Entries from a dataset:
┏━━

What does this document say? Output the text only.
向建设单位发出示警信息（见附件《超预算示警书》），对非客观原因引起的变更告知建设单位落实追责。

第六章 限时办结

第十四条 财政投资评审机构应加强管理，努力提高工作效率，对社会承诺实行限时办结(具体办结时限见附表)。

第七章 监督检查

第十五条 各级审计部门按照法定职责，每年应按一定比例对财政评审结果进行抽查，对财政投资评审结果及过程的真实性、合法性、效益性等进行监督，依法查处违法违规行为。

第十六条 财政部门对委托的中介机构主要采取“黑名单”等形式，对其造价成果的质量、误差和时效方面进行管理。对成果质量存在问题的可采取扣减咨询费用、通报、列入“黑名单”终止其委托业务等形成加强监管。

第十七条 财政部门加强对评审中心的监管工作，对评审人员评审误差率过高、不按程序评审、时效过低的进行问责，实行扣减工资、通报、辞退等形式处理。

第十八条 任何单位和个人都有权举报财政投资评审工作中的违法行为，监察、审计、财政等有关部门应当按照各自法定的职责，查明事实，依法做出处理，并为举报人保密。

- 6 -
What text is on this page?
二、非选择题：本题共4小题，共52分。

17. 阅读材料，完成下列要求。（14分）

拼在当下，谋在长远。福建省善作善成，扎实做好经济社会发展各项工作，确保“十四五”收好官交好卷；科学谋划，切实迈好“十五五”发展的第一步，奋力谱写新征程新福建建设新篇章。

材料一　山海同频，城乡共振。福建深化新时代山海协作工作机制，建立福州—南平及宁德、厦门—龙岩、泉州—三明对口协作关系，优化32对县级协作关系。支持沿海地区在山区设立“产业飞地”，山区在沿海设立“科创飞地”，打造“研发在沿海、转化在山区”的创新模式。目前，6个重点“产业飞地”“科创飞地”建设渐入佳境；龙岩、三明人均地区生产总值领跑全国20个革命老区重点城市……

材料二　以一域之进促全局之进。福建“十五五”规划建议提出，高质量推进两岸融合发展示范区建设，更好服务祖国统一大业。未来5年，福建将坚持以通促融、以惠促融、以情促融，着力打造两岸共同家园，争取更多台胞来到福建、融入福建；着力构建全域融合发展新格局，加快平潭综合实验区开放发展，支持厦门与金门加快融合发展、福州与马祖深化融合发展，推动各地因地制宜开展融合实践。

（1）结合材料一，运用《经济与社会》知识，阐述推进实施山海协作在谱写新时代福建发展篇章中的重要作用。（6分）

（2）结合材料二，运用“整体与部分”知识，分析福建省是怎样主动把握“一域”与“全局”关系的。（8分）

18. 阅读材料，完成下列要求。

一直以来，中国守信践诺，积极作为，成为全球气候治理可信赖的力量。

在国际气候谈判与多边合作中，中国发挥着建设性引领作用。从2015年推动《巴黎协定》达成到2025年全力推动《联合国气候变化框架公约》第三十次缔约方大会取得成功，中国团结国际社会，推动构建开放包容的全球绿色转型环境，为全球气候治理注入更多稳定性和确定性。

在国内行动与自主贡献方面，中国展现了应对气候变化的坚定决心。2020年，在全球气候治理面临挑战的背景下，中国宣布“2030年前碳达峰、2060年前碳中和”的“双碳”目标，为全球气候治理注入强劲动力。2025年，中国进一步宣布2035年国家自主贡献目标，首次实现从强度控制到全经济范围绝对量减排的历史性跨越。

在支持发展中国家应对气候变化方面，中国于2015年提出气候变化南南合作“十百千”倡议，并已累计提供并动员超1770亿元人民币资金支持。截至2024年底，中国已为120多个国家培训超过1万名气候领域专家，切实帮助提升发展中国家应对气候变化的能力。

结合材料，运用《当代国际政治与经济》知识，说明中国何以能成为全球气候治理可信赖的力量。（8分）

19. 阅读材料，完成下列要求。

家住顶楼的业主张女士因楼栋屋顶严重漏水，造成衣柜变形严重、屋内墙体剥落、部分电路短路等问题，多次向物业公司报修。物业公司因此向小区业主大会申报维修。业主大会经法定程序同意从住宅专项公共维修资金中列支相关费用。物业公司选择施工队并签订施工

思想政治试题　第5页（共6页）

┗━━

[Goal of the exercise]
Give exactly the lines from the one with "What text is on this page?" to the end of the entries, nothing before them.

[Answer to this problem]
What text is on this page?
二、非选择题：本题共4小题，共52分。

17. 阅读材料，完成下列要求。（14分）

拼在当下，谋在长远。福建省善作善成，扎实做好经济社会发展各项工作，确保“十四五”收好官交好卷；科学谋划，切实迈好“十五五”发展的第一步，奋力谱写新征程新福建建设新篇章。

材料一　山海同频，城乡共振。福建深化新时代山海协作工作机制，建立福州—南平及宁德、厦门—龙岩、泉州—三明对口协作关系，优化32对县级协作关系。支持沿海地区在山区设立“产业飞地”，山区在沿海设立“科创飞地”，打造“研发在沿海、转化在山区”的创新模式。目前，6个重点“产业飞地”“科创飞地”建设渐入佳境；龙岩、三明人均地区生产总值领跑全国20个革命老区重点城市……

材料二　以一域之进促全局之进。福建“十五五”规划建议提出，高质量推进两岸融合发展示范区建设，更好服务祖国统一大业。未来5年，福建将坚持以通促融、以惠促融、以情促融，着力打造两岸共同家园，争取更多台胞来到福建、融入福建；着力构建全域融合发展新格局，加快平潭综合实验区开放发展，支持厦门与金门加快融合发展、福州与马祖深化融合发展，推动各地因地制宜开展融合实践。

（1）结合材料一，运用《经济与社会》知识，阐述推进实施山海协作在谱写新时代福建发展篇章中的重要作用。（6分）

（2）结合材料二，运用“整体与部分”知识，分析福建省是怎样主动把握“一域”与“全局”关系的。（8分）

18. 阅读材料，完成下列要求。

一直以来，中国守信践诺，积极作为，成为全球气候治理可信赖的力量。

在国际气候谈判与多边合作中，中国发挥着建设性引领作用。从2015年推动《巴黎协定》达成到2025年全力推动《联合国气候变化框架公约》第三十次缔约方大会取得成功，中国团结国际社会，推动构建开放包容的全球绿色转型环境，为全球气候治理注入更多稳定性和确定性。

在国内行动与自主贡献方面，中国展现了应对气候变化的坚定决心。2020年，在全球气候治理面临挑战的背景下，中国宣布“2030年前碳达峰、2060年前碳中和”的“双碳”目标，为全球气候治理注入强劲动力。2025年，中国进一步宣布2035年国家自主贡献目标，首次实现从强度控制到全经济范围绝对量减排的历史性跨越。

在支持发展中国家应对气候变化方面，中国于2015年提出气候变化南南合作“十百千”倡议，并已累计提供并动员超1770亿元人民币资金支持。截至2024年底，中国已为120多个国家培训超过1万名气候领域专家，切实帮助提升发展中国家应对气候变化的能力。

结合材料，运用《当代国际政治与经济》知识，说明中国何以能成为全球气候治理可信赖的力量。（8分）

19. 阅读材料，完成下列要求。

家住顶楼的业主张女士因楼栋屋顶严重漏水，造成衣柜变形严重、屋内墙体剥落、部分电路短路等问题，多次向物业公司报修。物业公司因此向小区业主大会申报维修。业主大会经法定程序同意从住宅专项公共维修资金中列支相关费用。物业公司选择施工队并签订施工

思想政治试题　第5页（共6页）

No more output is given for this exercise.